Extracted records
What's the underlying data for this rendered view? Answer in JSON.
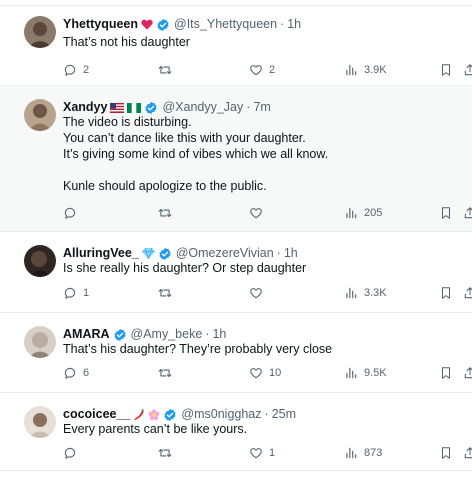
{
  "tweets": [
    {
      "name": "Yhettyqueen",
      "name_emoji": "❤️",
      "handle": "@Its_Yhettyqueen",
      "time": "1h",
      "lines": [
        "That’s not his daughter"
      ],
      "replies": "2",
      "retweets": "",
      "likes": "2",
      "views": "3.9K",
      "avatar_color": "#6b5a4a"
    },
    {
      "name": "Xandyy",
      "name_emoji": "🇺🇸🇳🇬",
      "handle": "@Xandyy_Jay",
      "time": "7m",
      "lines": [
        "The video is disturbing.",
        "You can’t dance like this with your daughter.",
        "It’s giving some kind of vibes which we all know.",
        "",
        "Kunle should apologize to the public."
      ],
      "replies": "",
      "retweets": "",
      "likes": "",
      "views": "205",
      "avatar_color": "#a08a72"
    },
    {
      "name": "AlluringVee_",
      "name_emoji": "💎",
      "handle": "@OmezereVivian",
      "time": "1h",
      "lines": [
        "Is she really his daughter? Or step daughter"
      ],
      "replies": "1",
      "retweets": "",
      "likes": "",
      "views": "3.3K",
      "avatar_color": "#3b2f2a"
    },
    {
      "name": "AMARA",
      "name_emoji": "",
      "handle": "@Amy_beke",
      "time": "1h",
      "lines": [
        "That’s his daughter? They’re probably very close"
      ],
      "replies": "6",
      "retweets": "",
      "likes": "10",
      "views": "9.5K",
      "avatar_color": "#c9c2ba"
    },
    {
      "name": "cocoicee__",
      "name_emoji": "🌶️🌸",
      "handle": "@ms0nigghaz",
      "time": "25m",
      "lines": [
        "Every parents can’t be like yours."
      ],
      "replies": "",
      "retweets": "",
      "likes": "1",
      "views": "873",
      "avatar_color": "#d8d0c6"
    }
  ],
  "colors": {
    "verified": "#1d9bf0",
    "muted": "#536471",
    "highlight": "#f7f9f9",
    "divider": "#e6ecf0"
  },
  "icons": [
    "reply-icon",
    "retweet-icon",
    "like-icon",
    "views-icon",
    "bookmark-icon",
    "share-icon",
    "verified-badge-icon"
  ]
}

*Job:*
Filter the listing above for the string "views" and copy every matching line.

*Solution to this problem:*
      "views": "3.9K",
      "views": "205",
      "views": "3.3K",
      "views": "9.5K",
      "views": "873",
    "views-icon",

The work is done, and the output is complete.